> [Objective] Check each line of the material. Copy those containing "between".

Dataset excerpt
....

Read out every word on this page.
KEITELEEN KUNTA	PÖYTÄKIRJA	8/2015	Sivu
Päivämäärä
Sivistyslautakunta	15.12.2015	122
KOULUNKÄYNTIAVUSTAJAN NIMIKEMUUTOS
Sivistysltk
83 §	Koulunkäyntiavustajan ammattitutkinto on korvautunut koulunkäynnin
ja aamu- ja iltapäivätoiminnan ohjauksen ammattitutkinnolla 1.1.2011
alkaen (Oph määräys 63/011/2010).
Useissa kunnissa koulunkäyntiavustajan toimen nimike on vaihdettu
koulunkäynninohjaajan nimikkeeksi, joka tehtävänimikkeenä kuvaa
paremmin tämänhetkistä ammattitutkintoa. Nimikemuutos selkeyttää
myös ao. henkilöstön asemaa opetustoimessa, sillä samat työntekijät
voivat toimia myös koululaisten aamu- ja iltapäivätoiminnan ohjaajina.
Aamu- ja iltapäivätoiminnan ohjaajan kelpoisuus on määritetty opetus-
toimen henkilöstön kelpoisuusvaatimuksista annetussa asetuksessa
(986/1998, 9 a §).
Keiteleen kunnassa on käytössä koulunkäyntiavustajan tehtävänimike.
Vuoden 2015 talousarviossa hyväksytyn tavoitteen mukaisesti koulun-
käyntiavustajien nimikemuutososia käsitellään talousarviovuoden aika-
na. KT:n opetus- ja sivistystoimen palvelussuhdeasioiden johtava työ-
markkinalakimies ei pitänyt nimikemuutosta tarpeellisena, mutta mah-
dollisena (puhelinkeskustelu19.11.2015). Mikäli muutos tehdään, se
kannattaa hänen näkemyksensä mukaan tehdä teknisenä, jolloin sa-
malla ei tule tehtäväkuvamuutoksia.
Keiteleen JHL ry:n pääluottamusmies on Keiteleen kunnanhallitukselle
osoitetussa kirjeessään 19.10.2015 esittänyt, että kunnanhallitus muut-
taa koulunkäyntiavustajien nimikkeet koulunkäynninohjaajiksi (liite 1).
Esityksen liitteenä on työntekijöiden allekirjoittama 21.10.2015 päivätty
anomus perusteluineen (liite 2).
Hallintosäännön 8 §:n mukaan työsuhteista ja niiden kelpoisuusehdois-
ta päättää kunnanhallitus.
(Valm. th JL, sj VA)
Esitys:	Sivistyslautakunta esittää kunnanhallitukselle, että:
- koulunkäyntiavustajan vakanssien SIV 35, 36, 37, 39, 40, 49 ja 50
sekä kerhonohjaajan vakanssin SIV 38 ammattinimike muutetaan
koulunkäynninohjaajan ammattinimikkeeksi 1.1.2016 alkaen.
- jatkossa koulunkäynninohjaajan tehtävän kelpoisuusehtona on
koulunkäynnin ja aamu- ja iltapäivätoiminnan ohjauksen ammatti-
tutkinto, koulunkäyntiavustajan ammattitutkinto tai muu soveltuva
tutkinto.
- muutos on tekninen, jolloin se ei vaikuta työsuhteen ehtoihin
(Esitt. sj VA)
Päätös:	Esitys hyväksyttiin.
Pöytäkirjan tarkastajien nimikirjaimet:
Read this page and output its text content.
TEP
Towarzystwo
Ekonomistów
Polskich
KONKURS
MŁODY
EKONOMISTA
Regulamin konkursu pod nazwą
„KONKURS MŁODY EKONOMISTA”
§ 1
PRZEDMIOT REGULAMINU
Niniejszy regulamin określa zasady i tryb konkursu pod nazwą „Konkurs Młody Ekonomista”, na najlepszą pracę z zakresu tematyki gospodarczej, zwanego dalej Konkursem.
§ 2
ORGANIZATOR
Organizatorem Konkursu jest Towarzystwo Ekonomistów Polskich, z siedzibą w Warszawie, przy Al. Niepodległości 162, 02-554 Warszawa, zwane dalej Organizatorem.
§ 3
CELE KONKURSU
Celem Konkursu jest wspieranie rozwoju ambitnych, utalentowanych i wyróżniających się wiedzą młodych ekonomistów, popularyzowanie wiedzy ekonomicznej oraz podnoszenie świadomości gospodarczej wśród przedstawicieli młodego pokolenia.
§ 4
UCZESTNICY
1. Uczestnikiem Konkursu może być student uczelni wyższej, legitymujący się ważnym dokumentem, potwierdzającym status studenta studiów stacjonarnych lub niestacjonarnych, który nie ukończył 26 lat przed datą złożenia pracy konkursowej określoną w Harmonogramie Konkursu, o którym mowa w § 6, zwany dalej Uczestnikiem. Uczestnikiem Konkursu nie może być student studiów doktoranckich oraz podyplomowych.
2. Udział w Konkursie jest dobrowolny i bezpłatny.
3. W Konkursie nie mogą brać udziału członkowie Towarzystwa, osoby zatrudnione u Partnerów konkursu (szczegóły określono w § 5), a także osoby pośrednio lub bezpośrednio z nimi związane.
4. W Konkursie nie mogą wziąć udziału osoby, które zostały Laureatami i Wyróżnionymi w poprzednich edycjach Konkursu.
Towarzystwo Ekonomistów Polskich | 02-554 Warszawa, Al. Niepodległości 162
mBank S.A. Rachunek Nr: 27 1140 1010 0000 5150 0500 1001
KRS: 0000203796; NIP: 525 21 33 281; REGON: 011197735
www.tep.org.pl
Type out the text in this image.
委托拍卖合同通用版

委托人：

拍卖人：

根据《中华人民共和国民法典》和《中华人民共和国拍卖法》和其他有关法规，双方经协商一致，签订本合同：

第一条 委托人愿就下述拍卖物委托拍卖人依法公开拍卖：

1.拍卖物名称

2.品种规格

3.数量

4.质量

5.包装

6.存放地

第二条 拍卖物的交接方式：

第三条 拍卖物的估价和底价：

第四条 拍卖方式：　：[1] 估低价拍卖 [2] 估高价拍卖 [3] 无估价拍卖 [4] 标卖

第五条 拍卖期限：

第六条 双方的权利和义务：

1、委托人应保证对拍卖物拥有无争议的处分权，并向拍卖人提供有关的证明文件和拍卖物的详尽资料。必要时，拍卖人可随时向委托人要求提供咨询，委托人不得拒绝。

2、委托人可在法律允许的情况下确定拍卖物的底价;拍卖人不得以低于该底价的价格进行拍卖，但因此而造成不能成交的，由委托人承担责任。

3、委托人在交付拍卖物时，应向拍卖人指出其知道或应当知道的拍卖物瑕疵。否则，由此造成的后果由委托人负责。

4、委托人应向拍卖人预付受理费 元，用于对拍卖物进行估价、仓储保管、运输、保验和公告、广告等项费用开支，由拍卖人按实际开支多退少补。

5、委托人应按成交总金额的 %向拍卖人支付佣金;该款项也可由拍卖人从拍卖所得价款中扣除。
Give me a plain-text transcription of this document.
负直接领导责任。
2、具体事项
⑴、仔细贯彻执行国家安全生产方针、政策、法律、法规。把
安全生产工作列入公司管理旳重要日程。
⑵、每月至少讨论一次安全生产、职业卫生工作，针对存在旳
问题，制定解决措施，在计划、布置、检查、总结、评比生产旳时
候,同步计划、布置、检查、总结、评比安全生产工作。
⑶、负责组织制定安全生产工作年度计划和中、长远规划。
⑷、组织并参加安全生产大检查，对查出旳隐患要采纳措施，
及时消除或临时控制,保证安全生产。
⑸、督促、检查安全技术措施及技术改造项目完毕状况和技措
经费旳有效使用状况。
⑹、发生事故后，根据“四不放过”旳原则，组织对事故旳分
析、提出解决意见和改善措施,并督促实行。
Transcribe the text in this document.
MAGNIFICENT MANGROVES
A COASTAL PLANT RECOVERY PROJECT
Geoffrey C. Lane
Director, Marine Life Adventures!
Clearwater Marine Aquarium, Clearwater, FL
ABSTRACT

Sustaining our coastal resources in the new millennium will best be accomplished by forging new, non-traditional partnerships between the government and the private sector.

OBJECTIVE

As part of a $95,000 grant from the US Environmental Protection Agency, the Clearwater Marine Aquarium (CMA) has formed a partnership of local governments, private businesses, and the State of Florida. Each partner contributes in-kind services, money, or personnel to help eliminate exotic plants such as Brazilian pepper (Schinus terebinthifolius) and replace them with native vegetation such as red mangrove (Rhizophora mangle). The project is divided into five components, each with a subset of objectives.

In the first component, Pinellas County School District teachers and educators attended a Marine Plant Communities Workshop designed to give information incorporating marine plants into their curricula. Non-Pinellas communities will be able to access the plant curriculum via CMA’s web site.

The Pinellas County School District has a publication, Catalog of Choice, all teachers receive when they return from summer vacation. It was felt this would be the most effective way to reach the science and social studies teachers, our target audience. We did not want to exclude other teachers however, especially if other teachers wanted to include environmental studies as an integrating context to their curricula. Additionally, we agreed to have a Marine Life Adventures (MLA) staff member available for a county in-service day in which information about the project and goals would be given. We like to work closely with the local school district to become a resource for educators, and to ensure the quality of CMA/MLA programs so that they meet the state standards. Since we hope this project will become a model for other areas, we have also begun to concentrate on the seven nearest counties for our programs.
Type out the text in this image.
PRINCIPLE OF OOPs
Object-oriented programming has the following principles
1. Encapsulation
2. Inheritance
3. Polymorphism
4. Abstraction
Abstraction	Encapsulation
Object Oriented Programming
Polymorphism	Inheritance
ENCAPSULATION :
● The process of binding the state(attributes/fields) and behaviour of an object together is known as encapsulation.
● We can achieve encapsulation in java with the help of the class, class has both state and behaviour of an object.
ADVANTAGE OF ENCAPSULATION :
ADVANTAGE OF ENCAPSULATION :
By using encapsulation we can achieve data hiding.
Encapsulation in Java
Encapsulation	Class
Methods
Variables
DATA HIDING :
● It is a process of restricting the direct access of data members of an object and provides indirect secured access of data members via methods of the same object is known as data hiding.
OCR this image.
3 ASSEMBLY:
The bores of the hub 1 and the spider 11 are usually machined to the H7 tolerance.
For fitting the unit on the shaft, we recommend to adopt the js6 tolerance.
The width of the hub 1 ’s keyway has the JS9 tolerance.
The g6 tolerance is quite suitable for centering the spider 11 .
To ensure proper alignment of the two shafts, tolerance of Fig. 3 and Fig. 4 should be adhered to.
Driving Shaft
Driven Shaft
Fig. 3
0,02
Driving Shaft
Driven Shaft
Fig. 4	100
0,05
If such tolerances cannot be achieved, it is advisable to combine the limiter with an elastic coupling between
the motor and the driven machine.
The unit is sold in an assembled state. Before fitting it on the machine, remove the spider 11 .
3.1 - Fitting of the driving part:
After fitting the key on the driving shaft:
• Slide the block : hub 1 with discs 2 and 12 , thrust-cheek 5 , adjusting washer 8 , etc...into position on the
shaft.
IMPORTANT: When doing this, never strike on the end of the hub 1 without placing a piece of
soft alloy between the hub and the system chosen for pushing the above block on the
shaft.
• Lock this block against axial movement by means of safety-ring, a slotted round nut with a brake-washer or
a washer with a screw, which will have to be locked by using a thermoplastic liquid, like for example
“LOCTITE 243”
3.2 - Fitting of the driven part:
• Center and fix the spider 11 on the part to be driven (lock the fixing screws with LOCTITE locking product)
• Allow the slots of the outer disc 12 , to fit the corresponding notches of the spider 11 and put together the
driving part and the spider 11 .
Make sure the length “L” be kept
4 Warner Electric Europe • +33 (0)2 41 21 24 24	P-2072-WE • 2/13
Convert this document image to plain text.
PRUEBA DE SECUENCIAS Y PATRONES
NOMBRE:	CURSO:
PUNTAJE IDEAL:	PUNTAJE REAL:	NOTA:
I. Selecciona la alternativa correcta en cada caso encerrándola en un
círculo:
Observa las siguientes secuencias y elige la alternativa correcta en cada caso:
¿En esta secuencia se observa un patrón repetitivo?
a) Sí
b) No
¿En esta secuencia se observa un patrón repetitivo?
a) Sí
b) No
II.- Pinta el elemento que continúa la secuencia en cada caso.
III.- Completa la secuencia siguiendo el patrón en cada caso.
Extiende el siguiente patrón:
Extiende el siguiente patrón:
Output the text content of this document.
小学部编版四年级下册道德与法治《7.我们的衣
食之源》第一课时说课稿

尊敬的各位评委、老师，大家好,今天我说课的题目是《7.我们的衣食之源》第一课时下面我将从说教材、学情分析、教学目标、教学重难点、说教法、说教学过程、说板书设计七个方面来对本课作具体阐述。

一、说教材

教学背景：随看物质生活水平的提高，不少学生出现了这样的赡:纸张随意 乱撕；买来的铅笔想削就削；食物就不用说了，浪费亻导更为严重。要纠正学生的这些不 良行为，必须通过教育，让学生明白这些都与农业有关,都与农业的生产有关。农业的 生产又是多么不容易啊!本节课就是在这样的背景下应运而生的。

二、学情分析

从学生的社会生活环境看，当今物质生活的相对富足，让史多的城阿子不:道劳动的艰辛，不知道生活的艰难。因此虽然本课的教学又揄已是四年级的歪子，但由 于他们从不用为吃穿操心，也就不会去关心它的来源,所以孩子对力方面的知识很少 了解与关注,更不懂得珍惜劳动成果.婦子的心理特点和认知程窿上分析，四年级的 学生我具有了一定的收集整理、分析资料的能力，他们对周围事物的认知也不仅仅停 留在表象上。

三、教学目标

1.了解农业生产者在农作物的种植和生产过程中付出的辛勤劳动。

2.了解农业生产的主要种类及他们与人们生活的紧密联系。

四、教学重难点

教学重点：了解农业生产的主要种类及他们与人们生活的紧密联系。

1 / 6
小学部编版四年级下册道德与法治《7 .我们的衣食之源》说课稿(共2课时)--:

....

> [The result]
Sustaining our coastal resources in the new millennium will best be accomplished by forging new, non-traditional partnerships between the government and the private sector.
If such tolerances cannot be achieved, it is advisable to combine the limiter with an elastic coupling between
soft alloy between the hub and the system chosen for pushing the above block on the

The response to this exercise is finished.